Task goal
Each entry should be duplicated verbatim; its pictures should not be.

Data to use
■ ■ ■ ■ ■
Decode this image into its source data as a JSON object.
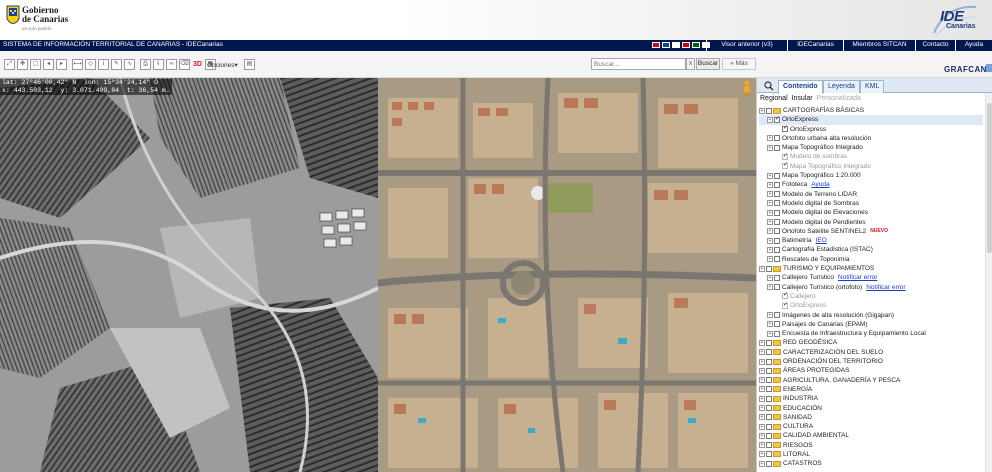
{
  "header": {
    "gov_line1": "Gobierno",
    "gov_line2": "de Canarias",
    "gov_tagline": "un solo pueblo",
    "ide_word": "IDE",
    "ide_sub": "Canarias"
  },
  "nav": {
    "system_title": "SISTEMA DE INFORMACIÓN TERRITORIAL DE CANARIAS - IDECanarias",
    "flags": [
      {
        "name": "flag-es",
        "color": "#c60b1e"
      },
      {
        "name": "flag-en",
        "color": "#1c3f94"
      },
      {
        "name": "flag-fr",
        "color": "#ffffff"
      },
      {
        "name": "flag-de",
        "color": "#dd0000"
      },
      {
        "name": "flag-pt",
        "color": "#006600"
      },
      {
        "name": "flag-it",
        "color": "#ffffff"
      }
    ],
    "links": [
      "Visor anterior (v3)",
      "IDECanarias",
      "Miembros SITCAN",
      "Contacto",
      "Ayuda"
    ]
  },
  "toolbar": {
    "tool_3d": "3D",
    "opciones_label": "Opciones",
    "search_placeholder": "Buscar...",
    "search_clear": "x",
    "search_button": "Buscar",
    "mas_button": "Más",
    "grafcan": "GRAFCAN"
  },
  "map": {
    "coords_line1": "lat: 27º46'00,42\" N  lon: 15º34'24,14\" O",
    "coords_line2": "x: 443.503,12  y: 3.071.499,84  t: 36,54 m."
  },
  "panel": {
    "tabs": [
      "Contenido",
      "Leyenda",
      "KML"
    ],
    "subtabs": [
      "Regional",
      "Insular",
      "Personalizada"
    ],
    "tree": [
      {
        "label": "CARTOGRAFÍAS BÁSICAS",
        "indent": 0,
        "plus": true,
        "type": "folder"
      },
      {
        "label": "OrtoExpress",
        "indent": 1,
        "plus": true,
        "type": "cb",
        "checked": true,
        "highlight": true
      },
      {
        "label": "OrtoExpress",
        "indent": 2,
        "plus": false,
        "type": "cb",
        "checked": true
      },
      {
        "label": "Ortofoto urbana alta resolución",
        "indent": 1,
        "plus": true,
        "type": "cb",
        "checked": false
      },
      {
        "label": "Mapa Topográfico Integrado",
        "indent": 1,
        "plus": true,
        "type": "cb",
        "checked": false
      },
      {
        "label": "Modelo de sombras",
        "indent": 2,
        "plus": false,
        "type": "cb",
        "checked": true,
        "grey": true
      },
      {
        "label": "Mapa Topográfico Integrado",
        "indent": 2,
        "plus": false,
        "type": "cb",
        "checked": true,
        "grey": true
      },
      {
        "label": "Mapa Topográfico 1:20.000",
        "indent": 1,
        "plus": true,
        "type": "cb",
        "checked": false
      },
      {
        "label": "Fototeca",
        "indent": 1,
        "plus": true,
        "type": "cb",
        "checked": false,
        "link": "Ayuda"
      },
      {
        "label": "Modelo de Terreno LIDAR",
        "indent": 1,
        "plus": true,
        "type": "cb",
        "checked": false
      },
      {
        "label": "Modelo digital de Sombras",
        "indent": 1,
        "plus": true,
        "type": "cb",
        "checked": false
      },
      {
        "label": "Modelo digital de Elevaciones",
        "indent": 1,
        "plus": true,
        "type": "cb",
        "checked": false
      },
      {
        "label": "Modelo digital de Pendientes",
        "indent": 1,
        "plus": true,
        "type": "cb",
        "checked": false
      },
      {
        "label": "Ortofoto Satélite SENTINEL2",
        "indent": 1,
        "plus": true,
        "type": "cb",
        "checked": false,
        "nuevo": "NUEVO"
      },
      {
        "label": "Batimetría",
        "indent": 1,
        "plus": true,
        "type": "cb",
        "checked": false,
        "link": "IEO"
      },
      {
        "label": "Cartografía Estadística (ISTAC)",
        "indent": 1,
        "plus": true,
        "type": "cb",
        "checked": false
      },
      {
        "label": "Rescates de Toponimia",
        "indent": 1,
        "plus": true,
        "type": "cb",
        "checked": false
      },
      {
        "label": "TURISMO Y EQUIPAMIENTOS",
        "indent": 0,
        "plus": true,
        "type": "folder"
      },
      {
        "label": "Callejero Turístico",
        "indent": 1,
        "plus": true,
        "type": "cb",
        "checked": false,
        "link": "Notificar error"
      },
      {
        "label": "Callejero Turístico (ortofoto)",
        "indent": 1,
        "plus": true,
        "type": "cb",
        "checked": false,
        "link": "Notificar error"
      },
      {
        "label": "Callejero",
        "indent": 2,
        "plus": false,
        "type": "cb",
        "checked": true,
        "grey": true
      },
      {
        "label": "OrtoExpress",
        "indent": 2,
        "plus": false,
        "type": "cb",
        "checked": true,
        "grey": true
      },
      {
        "label": "Imágenes de alta resolución (Gigapan)",
        "indent": 1,
        "plus": true,
        "type": "cb",
        "checked": false
      },
      {
        "label": "Paisajes de Canarias (EPAM)",
        "indent": 1,
        "plus": true,
        "type": "cb",
        "checked": false
      },
      {
        "label": "Encuesta de Infraestructura y Equipamiento Local",
        "indent": 1,
        "plus": true,
        "type": "cb",
        "checked": false
      },
      {
        "label": "RED GEODÉSICA",
        "indent": 0,
        "plus": true,
        "type": "folder"
      },
      {
        "label": "CARACTERIZACIÓN DEL SUELO",
        "indent": 0,
        "plus": true,
        "type": "folder"
      },
      {
        "label": "ORDENACIÓN DEL TERRITORIO",
        "indent": 0,
        "plus": true,
        "type": "folder"
      },
      {
        "label": "ÁREAS PROTEGIDAS",
        "indent": 0,
        "plus": true,
        "type": "folder"
      },
      {
        "label": "AGRICULTURA, GANADERÍA Y PESCA",
        "indent": 0,
        "plus": true,
        "type": "folder"
      },
      {
        "label": "ENERGÍA",
        "indent": 0,
        "plus": true,
        "type": "folder"
      },
      {
        "label": "INDUSTRIA",
        "indent": 0,
        "plus": true,
        "type": "folder"
      },
      {
        "label": "EDUCACIÓN",
        "indent": 0,
        "plus": true,
        "type": "folder"
      },
      {
        "label": "SANIDAD",
        "indent": 0,
        "plus": true,
        "type": "folder"
      },
      {
        "label": "CULTURA",
        "indent": 0,
        "plus": true,
        "type": "folder"
      },
      {
        "label": "CALIDAD AMBIENTAL",
        "indent": 0,
        "plus": true,
        "type": "folder"
      },
      {
        "label": "RIESGOS",
        "indent": 0,
        "plus": true,
        "type": "folder"
      },
      {
        "label": "LITORAL",
        "indent": 0,
        "plus": true,
        "type": "folder"
      },
      {
        "label": "CATASTROS",
        "indent": 0,
        "plus": true,
        "type": "folder"
      }
    ]
  }
}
■ ■ ■ ■ ■
Exercise solution
Decode this image into its source data as a JSON object.
{
  "header": {
    "gov_line1": "Gobierno",
    "gov_line2": "de Canarias",
    "gov_tagline": "un solo pueblo",
    "ide_word": "IDE",
    "ide_sub": "Canarias"
  },
  "nav": {
    "system_title": "SISTEMA DE INFORMACIÓN TERRITORIAL DE CANARIAS - IDECanarias",
    "flags": [
      {
        "name": "flag-es",
        "color": "#c60b1e"
      },
      {
        "name": "flag-en",
        "color": "#1c3f94"
      },
      {
        "name": "flag-fr",
        "color": "#ffffff"
      },
      {
        "name": "flag-de",
        "color": "#dd0000"
      },
      {
        "name": "flag-pt",
        "color": "#006600"
      },
      {
        "name": "flag-it",
        "color": "#ffffff"
      }
    ],
    "links": [
      "Visor anterior (v3)",
      "IDECanarias",
      "Miembros SITCAN",
      "Contacto",
      "Ayuda"
    ]
  },
  "toolbar": {
    "tool_3d": "3D",
    "opciones_label": "Opciones",
    "search_placeholder": "Buscar...",
    "search_clear": "x",
    "search_button": "Buscar",
    "mas_button": "Más",
    "grafcan": "GRAFCAN"
  },
  "map": {
    "coords_line1": "lat: 27º46'00,42\" N  lon: 15º34'24,14\" O",
    "coords_line2": "x: 443.503,12  y: 3.071.499,84  t: 36,54 m."
  },
  "panel": {
    "tabs": [
      "Contenido",
      "Leyenda",
      "KML"
    ],
    "subtabs": [
      "Regional",
      "Insular",
      "Personalizada"
    ],
    "tree": [
      {
        "label": "CARTOGRAFÍAS BÁSICAS",
        "indent": 0,
        "plus": true,
        "type": "folder"
      },
      {
        "label": "OrtoExpress",
        "indent": 1,
        "plus": true,
        "type": "cb",
        "checked": true,
        "highlight": true
      },
      {
        "label": "OrtoExpress",
        "indent": 2,
        "plus": false,
        "type": "cb",
        "checked": true
      },
      {
        "label": "Ortofoto urbana alta resolución",
        "indent": 1,
        "plus": true,
        "type": "cb",
        "checked": false
      },
      {
        "label": "Mapa Topográfico Integrado",
        "indent": 1,
        "plus": true,
        "type": "cb",
        "checked": false
      },
      {
        "label": "Modelo de sombras",
        "indent": 2,
        "plus": false,
        "type": "cb",
        "checked": true,
        "grey": true
      },
      {
        "label": "Mapa Topográfico Integrado",
        "indent": 2,
        "plus": false,
        "type": "cb",
        "checked": true,
        "grey": true
      },
      {
        "label": "Mapa Topográfico 1:20.000",
        "indent": 1,
        "plus": true,
        "type": "cb",
        "checked": false
      },
      {
        "label": "Fototeca",
        "indent": 1,
        "plus": true,
        "type": "cb",
        "checked": false,
        "link": "Ayuda"
      },
      {
        "label": "Modelo de Terreno LIDAR",
        "indent": 1,
        "plus": true,
        "type": "cb",
        "checked": false
      },
      {
        "label": "Modelo digital de Sombras",
        "indent": 1,
        "plus": true,
        "type": "cb",
        "checked": false
      },
      {
        "label": "Modelo digital de Elevaciones",
        "indent": 1,
        "plus": true,
        "type": "cb",
        "checked": false
      },
      {
        "label": "Modelo digital de Pendientes",
        "indent": 1,
        "plus": true,
        "type": "cb",
        "checked": false
      },
      {
        "label": "Ortofoto Satélite SENTINEL2",
        "indent": 1,
        "plus": true,
        "type": "cb",
        "checked": false,
        "nuevo": "NUEVO"
      },
      {
        "label": "Batimetría",
        "indent": 1,
        "plus": true,
        "type": "cb",
        "checked": false,
        "link": "IEO"
      },
      {
        "label": "Cartografía Estadística (ISTAC)",
        "indent": 1,
        "plus": true,
        "type": "cb",
        "checked": false
      },
      {
        "label": "Rescates de Toponimia",
        "indent": 1,
        "plus": true,
        "type": "cb",
        "checked": false
      },
      {
        "label": "TURISMO Y EQUIPAMIENTOS",
        "indent": 0,
        "plus": true,
        "type": "folder"
      },
      {
        "label": "Callejero Turístico",
        "indent": 1,
        "plus": true,
        "type": "cb",
        "checked": false,
        "link": "Notificar error"
      },
      {
        "label": "Callejero Turístico (ortofoto)",
        "indent": 1,
        "plus": true,
        "type": "cb",
        "checked": false,
        "link": "Notificar error"
      },
      {
        "label": "Callejero",
        "indent": 2,
        "plus": false,
        "type": "cb",
        "checked": true,
        "grey": true
      },
      {
        "label": "OrtoExpress",
        "indent": 2,
        "plus": false,
        "type": "cb",
        "checked": true,
        "grey": true
      },
      {
        "label": "Imágenes de alta resolución (Gigapan)",
        "indent": 1,
        "plus": true,
        "type": "cb",
        "checked": false
      },
      {
        "label": "Paisajes de Canarias (EPAM)",
        "indent": 1,
        "plus": true,
        "type": "cb",
        "checked": false
      },
      {
        "label": "Encuesta de Infraestructura y Equipamiento Local",
        "indent": 1,
        "plus": true,
        "type": "cb",
        "checked": false
      },
      {
        "label": "RED GEODÉSICA",
        "indent": 0,
        "plus": true,
        "type": "folder"
      },
      {
        "label": "CARACTERIZACIÓN DEL SUELO",
        "indent": 0,
        "plus": true,
        "type": "folder"
      },
      {
        "label": "ORDENACIÓN DEL TERRITORIO",
        "indent": 0,
        "plus": true,
        "type": "folder"
      },
      {
        "label": "ÁREAS PROTEGIDAS",
        "indent": 0,
        "plus": true,
        "type": "folder"
      },
      {
        "label": "AGRICULTURA, GANADERÍA Y PESCA",
        "indent": 0,
        "plus": true,
        "type": "folder"
      },
      {
        "label": "ENERGÍA",
        "indent": 0,
        "plus": true,
        "type": "folder"
      },
      {
        "label": "INDUSTRIA",
        "indent": 0,
        "plus": true,
        "type": "folder"
      },
      {
        "label": "EDUCACIÓN",
        "indent": 0,
        "plus": true,
        "type": "folder"
      },
      {
        "label": "SANIDAD",
        "indent": 0,
        "plus": true,
        "type": "folder"
      },
      {
        "label": "CULTURA",
        "indent": 0,
        "plus": true,
        "type": "folder"
      },
      {
        "label": "CALIDAD AMBIENTAL",
        "indent": 0,
        "plus": true,
        "type": "folder"
      },
      {
        "label": "RIESGOS",
        "indent": 0,
        "plus": true,
        "type": "folder"
      },
      {
        "label": "LITORAL",
        "indent": 0,
        "plus": true,
        "type": "folder"
      },
      {
        "label": "CATASTROS",
        "indent": 0,
        "plus": true,
        "type": "folder"
      }
    ]
  }
}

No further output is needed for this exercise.